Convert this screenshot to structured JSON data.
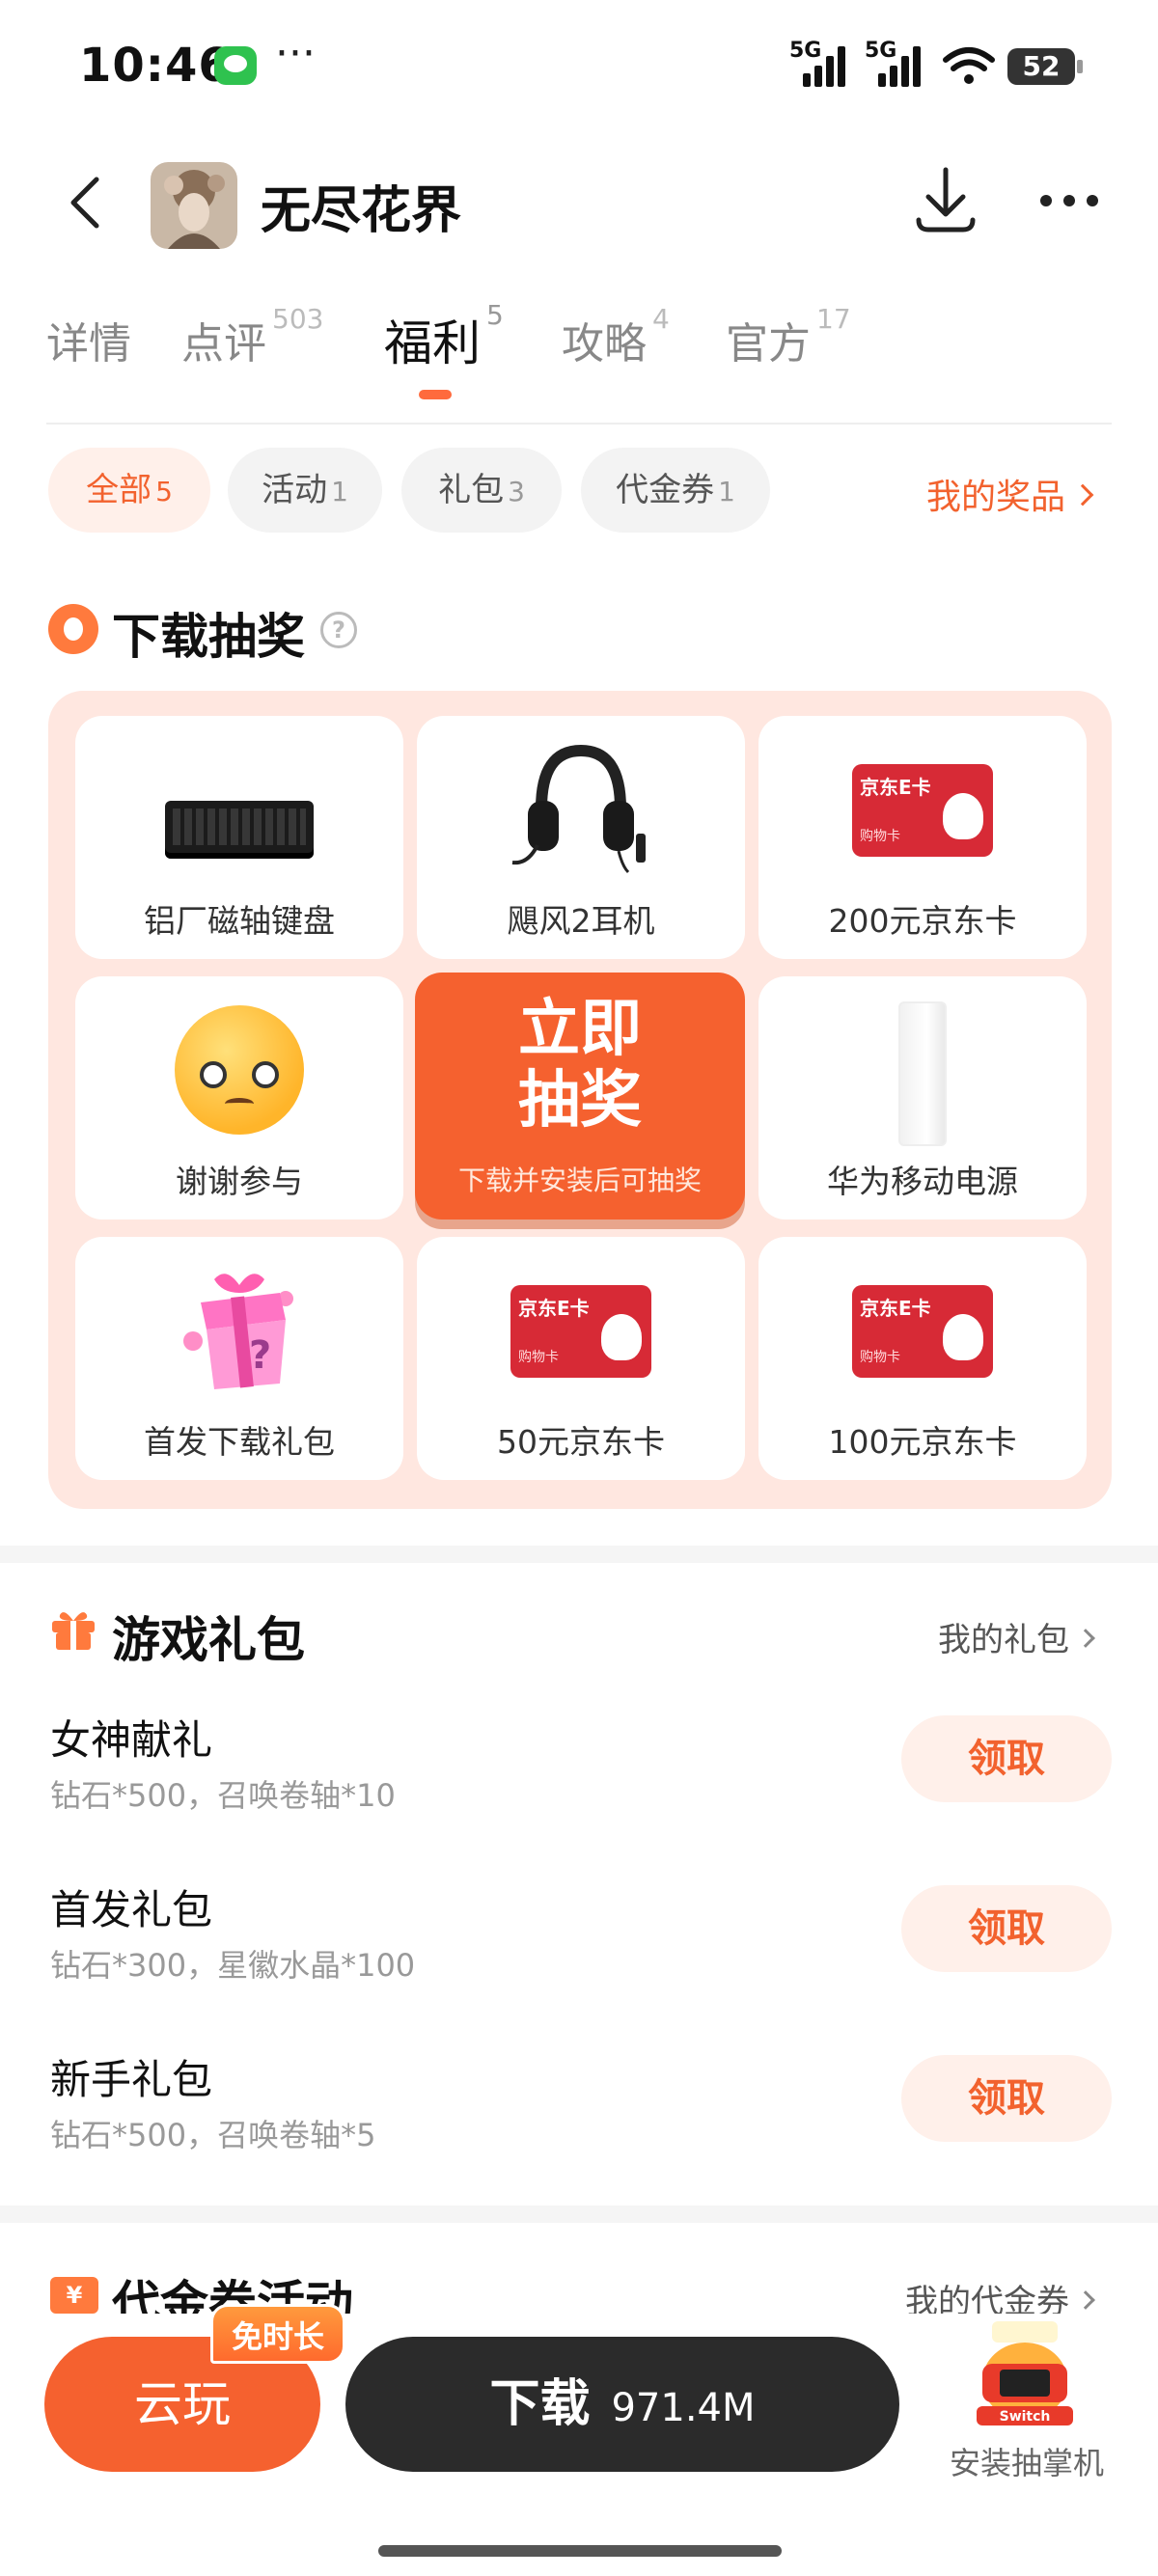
{
  "status_bar": {
    "time": "10:46",
    "overflow": "···",
    "signal1": "5G",
    "signal2": "5G",
    "battery": "52"
  },
  "header": {
    "title": "无尽花界"
  },
  "tabs": [
    {
      "label": "详情",
      "count": ""
    },
    {
      "label": "点评",
      "count": "503"
    },
    {
      "label": "福利",
      "count": "5"
    },
    {
      "label": "攻略",
      "count": "4"
    },
    {
      "label": "官方",
      "count": "17"
    }
  ],
  "active_tab": "福利",
  "filters": [
    {
      "label": "全部",
      "count": "5"
    },
    {
      "label": "活动",
      "count": "1"
    },
    {
      "label": "礼包",
      "count": "3"
    },
    {
      "label": "代金券",
      "count": "1"
    }
  ],
  "prizes_link": "我的奖品",
  "lottery": {
    "title": "下载抽奖",
    "prizes": [
      {
        "label": "铝厂磁轴键盘",
        "icon": "keyboard"
      },
      {
        "label": "飓风2耳机",
        "icon": "headset"
      },
      {
        "label": "200元京东卡",
        "icon": "jd-card"
      },
      {
        "label": "谢谢参与",
        "icon": "sad-emoji"
      },
      {
        "label": "华为移动电源",
        "icon": "power-bank"
      },
      {
        "label": "首发下载礼包",
        "icon": "gift-box"
      },
      {
        "label": "50元京东卡",
        "icon": "jd-card"
      },
      {
        "label": "100元京东卡",
        "icon": "jd-card"
      }
    ],
    "jd_card_title": "京东E卡",
    "jd_card_sub": "购物卡",
    "draw_title_line1": "立即",
    "draw_title_line2": "抽奖",
    "draw_sub": "下载并安装后可抽奖"
  },
  "gift_section": {
    "title": "游戏礼包",
    "link": "我的礼包",
    "packs": [
      {
        "name": "女神献礼",
        "desc": "钻石*500，召唤卷轴*10",
        "action": "领取"
      },
      {
        "name": "首发礼包",
        "desc": "钻石*300，星徽水晶*100",
        "action": "领取"
      },
      {
        "name": "新手礼包",
        "desc": "钻石*500，召唤卷轴*5",
        "action": "领取"
      }
    ]
  },
  "voucher_section": {
    "title": "代金券活动",
    "link": "我的代金券",
    "icon_glyph": "¥"
  },
  "bottom": {
    "cloud_label": "云玩",
    "free_badge": "免时长",
    "download_label": "下载",
    "download_size": "971.4M",
    "promo_label": "安装抽掌机"
  },
  "colors": {
    "accent": "#f5612f",
    "accent_light": "#fff0ea",
    "board_bg": "#ffe7e0",
    "dark_button": "#2b2b2b"
  }
}
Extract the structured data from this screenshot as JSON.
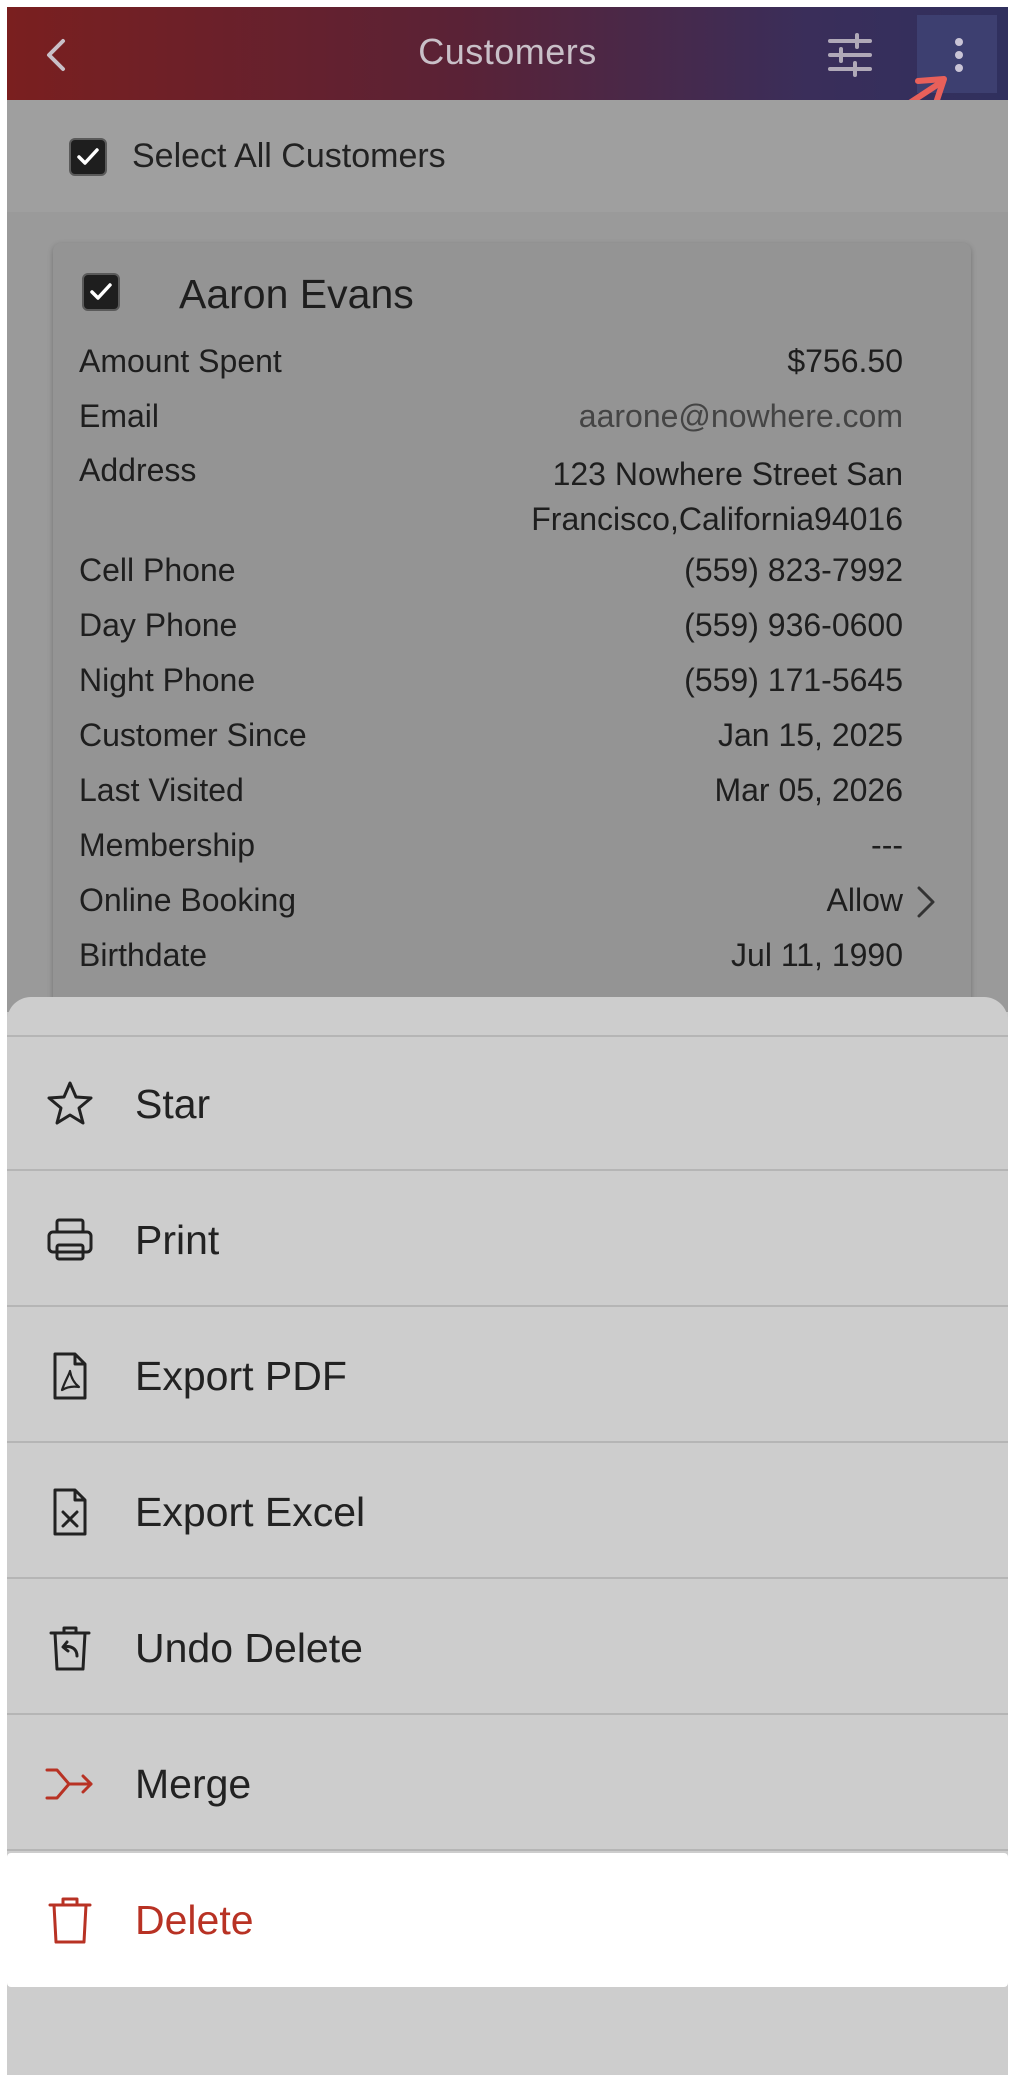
{
  "header": {
    "title": "Customers"
  },
  "select_all": {
    "label": "Select All Customers",
    "checked": true
  },
  "customer": {
    "name": "Aaron Evans",
    "checked": true,
    "fields": [
      {
        "label": "Amount Spent",
        "value": "$756.50"
      },
      {
        "label": "Email",
        "value": "aarone@nowhere.com"
      },
      {
        "label": "Address",
        "value": "123 Nowhere Street San Francisco,California94016"
      },
      {
        "label": "Cell Phone",
        "value": "(559) 823-7992"
      },
      {
        "label": "Day Phone",
        "value": "(559) 936-0600"
      },
      {
        "label": "Night Phone",
        "value": "(559) 171-5645"
      },
      {
        "label": "Customer Since",
        "value": "Jan 15, 2025"
      },
      {
        "label": "Last Visited",
        "value": "Mar 05, 2026"
      },
      {
        "label": "Membership",
        "value": "---"
      },
      {
        "label": "Online Booking",
        "value": "Allow"
      },
      {
        "label": "Birthdate",
        "value": "Jul 11, 1990"
      }
    ]
  },
  "menu": {
    "items": [
      {
        "label": "Star",
        "icon": "star-icon"
      },
      {
        "label": "Print",
        "icon": "printer-icon"
      },
      {
        "label": "Export PDF",
        "icon": "pdf-file-icon"
      },
      {
        "label": "Export Excel",
        "icon": "excel-file-icon"
      },
      {
        "label": "Undo Delete",
        "icon": "undo-delete-icon"
      },
      {
        "label": "Merge",
        "icon": "merge-icon"
      },
      {
        "label": "Delete",
        "icon": "trash-icon"
      }
    ]
  },
  "colors": {
    "delete_text": "#b83224",
    "merge_icon": "#b83224",
    "annotation_arrow": "#e8605a",
    "header_left": "#7a1f1f",
    "header_right": "#30305e"
  }
}
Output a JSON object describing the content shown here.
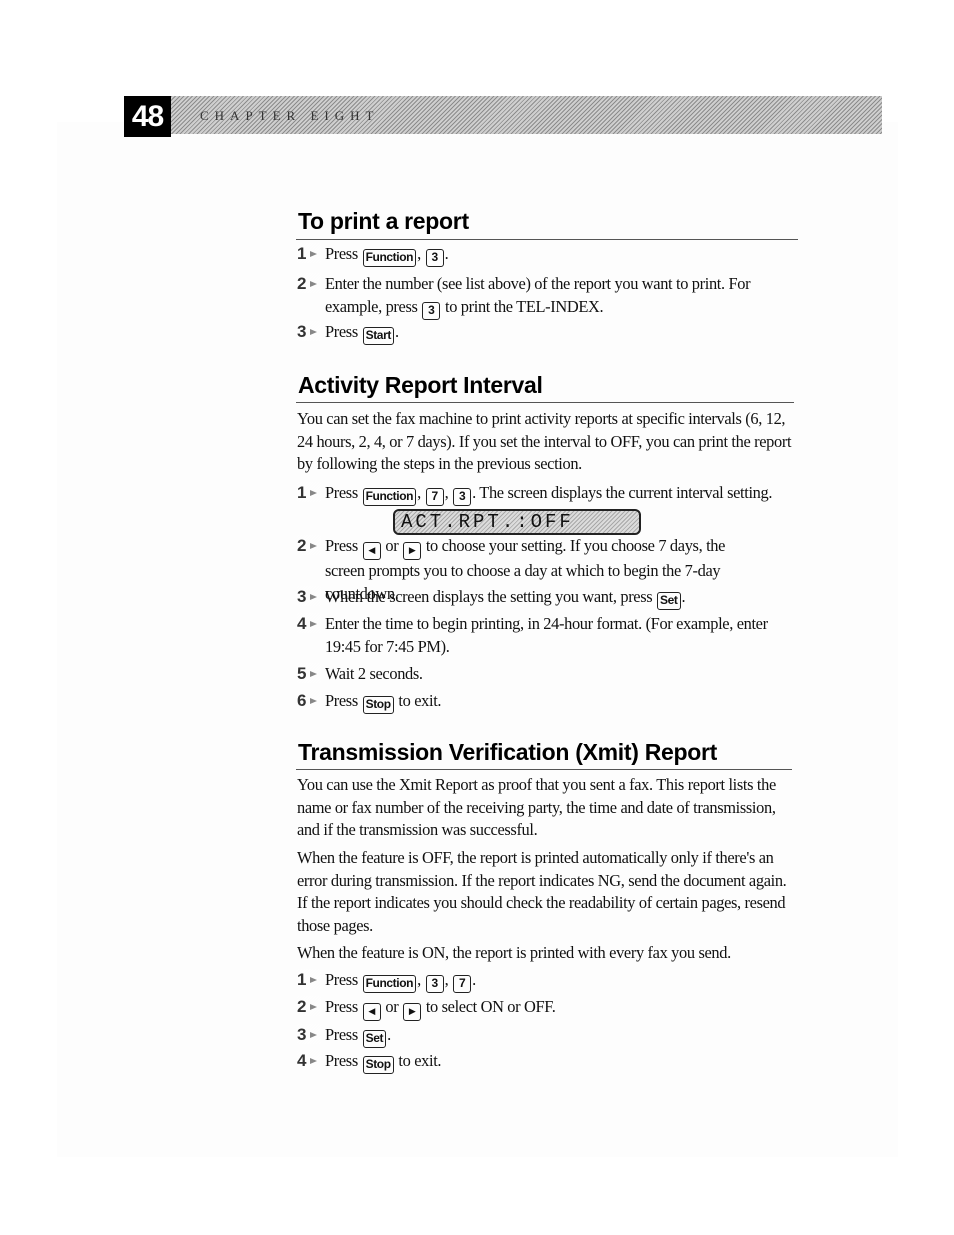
{
  "header": {
    "page_number": "48",
    "chapter_title": "CHAPTER EIGHT"
  },
  "sections": [
    {
      "heading": "To print a report",
      "steps": [
        {
          "num": "1",
          "parts": [
            "Press",
            "Function",
            ",",
            "3",
            "."
          ]
        },
        {
          "num": "2",
          "text_before": "Enter the number (see list above) of the report you want to print. For example, press",
          "key": "3",
          "text_after": "to print the TEL-INDEX."
        },
        {
          "num": "3",
          "text_before": "Press",
          "key": "Start",
          "text_after": "."
        }
      ]
    },
    {
      "heading": "Activity Report Interval",
      "intro": "You can set the fax machine to print activity reports at specific intervals (6, 12, 24 hours, 2, 4, or 7 days). If you set the interval to OFF, you can print the report by following the steps in the previous section.",
      "lcd_display": "ACT.RPT.:OFF",
      "steps": [
        {
          "num": "1",
          "text_before": "Press",
          "keys": [
            "Function",
            "7",
            "3"
          ],
          "text_after": "The screen displays the current interval setting."
        },
        {
          "num": "2",
          "text_before": "Press",
          "keys": [
            "◀",
            "▶"
          ],
          "connector": "or",
          "text_after": "to choose your setting. If you choose 7 days, the screen prompts you to choose a day at which to begin the 7-day countdown."
        },
        {
          "num": "3",
          "text_before": "When the screen displays the setting you want, press",
          "key": "Set",
          "text_after": "."
        },
        {
          "num": "4",
          "text": "Enter the time to begin printing, in 24-hour format. (For example, enter 19:45 for 7:45 PM)."
        },
        {
          "num": "5",
          "text": "Wait 2 seconds."
        },
        {
          "num": "6",
          "text_before": "Press",
          "key": "Stop",
          "text_after": "to exit."
        }
      ]
    },
    {
      "heading": "Transmission Verification (Xmit) Report",
      "paragraphs": [
        "You can use the Xmit Report as proof that you sent a fax. This report lists the name or fax number of the receiving party, the time and date of transmission, and if the transmission was successful.",
        "When the feature is OFF, the report is printed automatically only if there's an error during transmission. If the report indicates NG, send the document again. If the report indicates you should check the readability of certain pages, resend those pages.",
        "When the feature is ON, the report is printed with every fax you send."
      ],
      "steps": [
        {
          "num": "1",
          "text_before": "Press",
          "keys": [
            "Function",
            "3",
            "7"
          ],
          "text_after": "."
        },
        {
          "num": "2",
          "text_before": "Press",
          "keys": [
            "◀",
            "▶"
          ],
          "connector": "or",
          "text_after": "to select ON or OFF."
        },
        {
          "num": "3",
          "text_before": "Press",
          "key": "Set",
          "text_after": "."
        },
        {
          "num": "4",
          "text_before": "Press",
          "key": "Stop",
          "text_after": "to exit."
        }
      ]
    }
  ]
}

## Given exercise
Above are entries; state the number of lines among them that contain "data", and nothing else.

## Output for this task
2